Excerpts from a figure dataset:
★ ★ ★ ★
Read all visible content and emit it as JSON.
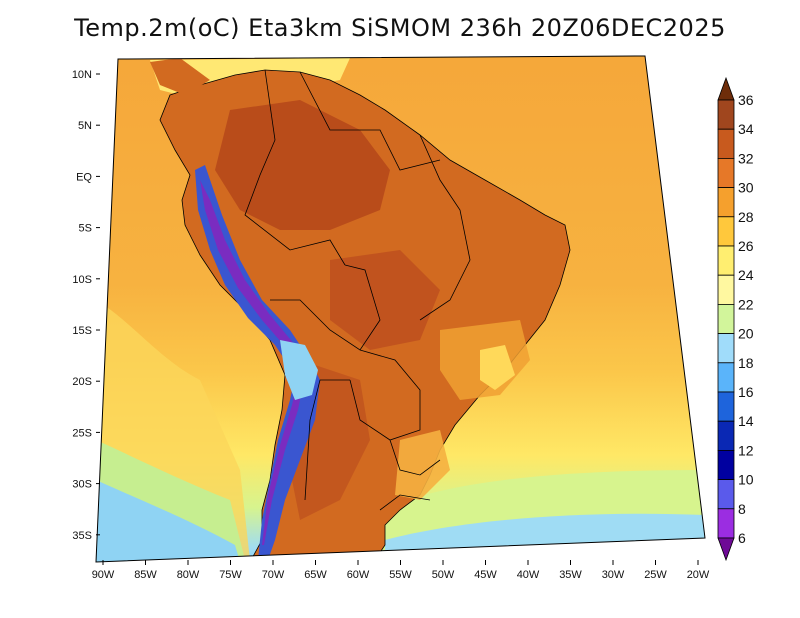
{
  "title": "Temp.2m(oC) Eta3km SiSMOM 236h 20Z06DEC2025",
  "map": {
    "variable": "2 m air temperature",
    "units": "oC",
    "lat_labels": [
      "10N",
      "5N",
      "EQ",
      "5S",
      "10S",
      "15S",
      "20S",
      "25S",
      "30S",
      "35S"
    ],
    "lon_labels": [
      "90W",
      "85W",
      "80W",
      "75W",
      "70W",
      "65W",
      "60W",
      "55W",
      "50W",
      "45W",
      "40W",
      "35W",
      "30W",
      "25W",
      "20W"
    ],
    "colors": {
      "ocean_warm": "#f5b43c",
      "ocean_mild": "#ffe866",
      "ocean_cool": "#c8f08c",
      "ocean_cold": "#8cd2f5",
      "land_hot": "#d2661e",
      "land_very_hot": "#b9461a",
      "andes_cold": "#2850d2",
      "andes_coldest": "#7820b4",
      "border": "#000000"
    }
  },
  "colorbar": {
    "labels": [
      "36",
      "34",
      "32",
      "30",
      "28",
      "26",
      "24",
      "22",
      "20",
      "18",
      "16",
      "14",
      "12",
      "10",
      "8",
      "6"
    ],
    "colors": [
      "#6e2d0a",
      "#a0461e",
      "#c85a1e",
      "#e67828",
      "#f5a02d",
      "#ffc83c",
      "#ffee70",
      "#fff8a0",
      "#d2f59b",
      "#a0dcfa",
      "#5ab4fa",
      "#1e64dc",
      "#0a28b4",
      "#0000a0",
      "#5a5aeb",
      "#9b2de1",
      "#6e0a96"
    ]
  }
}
★ ★ ★ ★
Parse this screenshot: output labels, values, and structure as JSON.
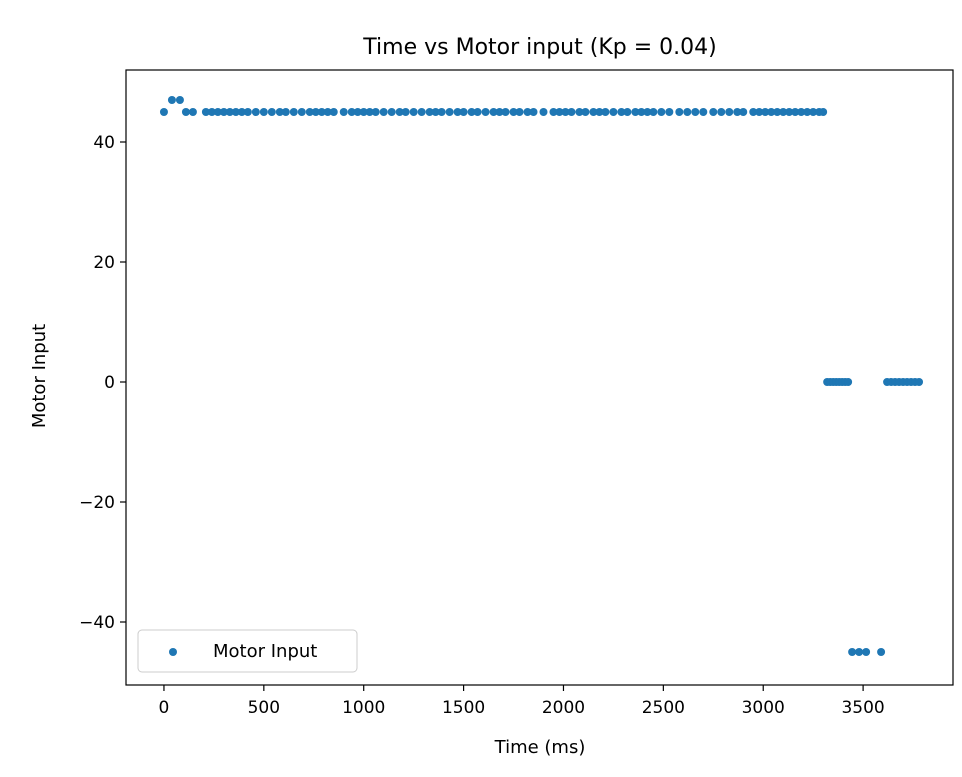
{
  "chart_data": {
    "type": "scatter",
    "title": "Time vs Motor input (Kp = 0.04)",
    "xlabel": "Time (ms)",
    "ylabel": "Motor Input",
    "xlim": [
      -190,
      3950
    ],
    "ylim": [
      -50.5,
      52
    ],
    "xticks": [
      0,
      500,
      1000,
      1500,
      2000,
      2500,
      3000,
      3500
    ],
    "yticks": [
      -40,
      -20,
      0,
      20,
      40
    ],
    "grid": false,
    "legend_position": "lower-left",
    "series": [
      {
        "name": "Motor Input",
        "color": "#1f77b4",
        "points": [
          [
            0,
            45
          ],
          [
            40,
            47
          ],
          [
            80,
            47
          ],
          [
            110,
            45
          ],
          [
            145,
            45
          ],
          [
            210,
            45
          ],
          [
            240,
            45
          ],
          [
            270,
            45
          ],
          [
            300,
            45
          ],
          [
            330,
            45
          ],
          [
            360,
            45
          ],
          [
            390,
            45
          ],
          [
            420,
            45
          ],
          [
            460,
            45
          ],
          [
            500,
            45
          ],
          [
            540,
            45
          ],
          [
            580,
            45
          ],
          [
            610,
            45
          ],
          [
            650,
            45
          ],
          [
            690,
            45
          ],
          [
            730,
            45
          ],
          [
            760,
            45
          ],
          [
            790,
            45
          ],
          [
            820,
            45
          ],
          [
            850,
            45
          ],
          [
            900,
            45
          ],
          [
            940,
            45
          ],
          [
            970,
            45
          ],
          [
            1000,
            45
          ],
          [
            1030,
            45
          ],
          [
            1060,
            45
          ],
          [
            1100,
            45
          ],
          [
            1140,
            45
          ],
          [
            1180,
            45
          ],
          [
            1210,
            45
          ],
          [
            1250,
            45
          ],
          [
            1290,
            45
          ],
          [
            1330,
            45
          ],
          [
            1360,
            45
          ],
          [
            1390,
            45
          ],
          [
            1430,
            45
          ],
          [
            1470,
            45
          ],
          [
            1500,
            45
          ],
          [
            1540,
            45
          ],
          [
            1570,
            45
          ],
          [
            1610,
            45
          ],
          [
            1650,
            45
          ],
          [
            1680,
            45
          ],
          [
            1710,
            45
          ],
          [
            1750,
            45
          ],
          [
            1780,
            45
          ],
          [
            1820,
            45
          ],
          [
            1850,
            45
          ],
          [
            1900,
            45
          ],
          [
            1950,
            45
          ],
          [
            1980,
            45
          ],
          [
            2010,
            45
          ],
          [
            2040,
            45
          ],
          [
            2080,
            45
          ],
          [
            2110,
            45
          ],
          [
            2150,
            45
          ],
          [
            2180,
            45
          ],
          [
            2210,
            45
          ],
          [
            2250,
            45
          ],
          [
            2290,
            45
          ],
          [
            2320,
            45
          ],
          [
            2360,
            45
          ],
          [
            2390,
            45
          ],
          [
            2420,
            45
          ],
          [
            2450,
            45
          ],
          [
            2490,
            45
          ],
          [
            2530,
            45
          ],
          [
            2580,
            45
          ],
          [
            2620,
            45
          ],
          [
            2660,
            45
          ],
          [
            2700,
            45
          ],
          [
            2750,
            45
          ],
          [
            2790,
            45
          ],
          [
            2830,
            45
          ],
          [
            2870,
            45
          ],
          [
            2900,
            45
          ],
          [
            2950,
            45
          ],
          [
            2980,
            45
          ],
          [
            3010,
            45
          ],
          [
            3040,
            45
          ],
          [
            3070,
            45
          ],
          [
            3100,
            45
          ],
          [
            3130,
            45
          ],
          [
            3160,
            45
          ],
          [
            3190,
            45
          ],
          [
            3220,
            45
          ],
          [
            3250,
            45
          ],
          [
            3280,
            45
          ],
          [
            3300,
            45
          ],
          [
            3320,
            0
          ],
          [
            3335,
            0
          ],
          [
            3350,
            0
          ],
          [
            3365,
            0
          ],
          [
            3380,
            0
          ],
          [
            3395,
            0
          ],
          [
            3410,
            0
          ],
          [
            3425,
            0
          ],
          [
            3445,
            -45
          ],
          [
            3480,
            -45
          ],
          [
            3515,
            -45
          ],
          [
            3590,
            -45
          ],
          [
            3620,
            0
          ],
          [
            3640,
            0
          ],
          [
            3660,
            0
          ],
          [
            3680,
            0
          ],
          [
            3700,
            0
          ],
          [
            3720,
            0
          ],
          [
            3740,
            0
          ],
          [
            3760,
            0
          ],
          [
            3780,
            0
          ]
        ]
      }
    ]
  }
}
★ ★ ★ ★
THE REQUEST -> Work out how many lines in the entries hold the string "title". Your answer should consist solely of that number.

FULL OUTPUT -> 2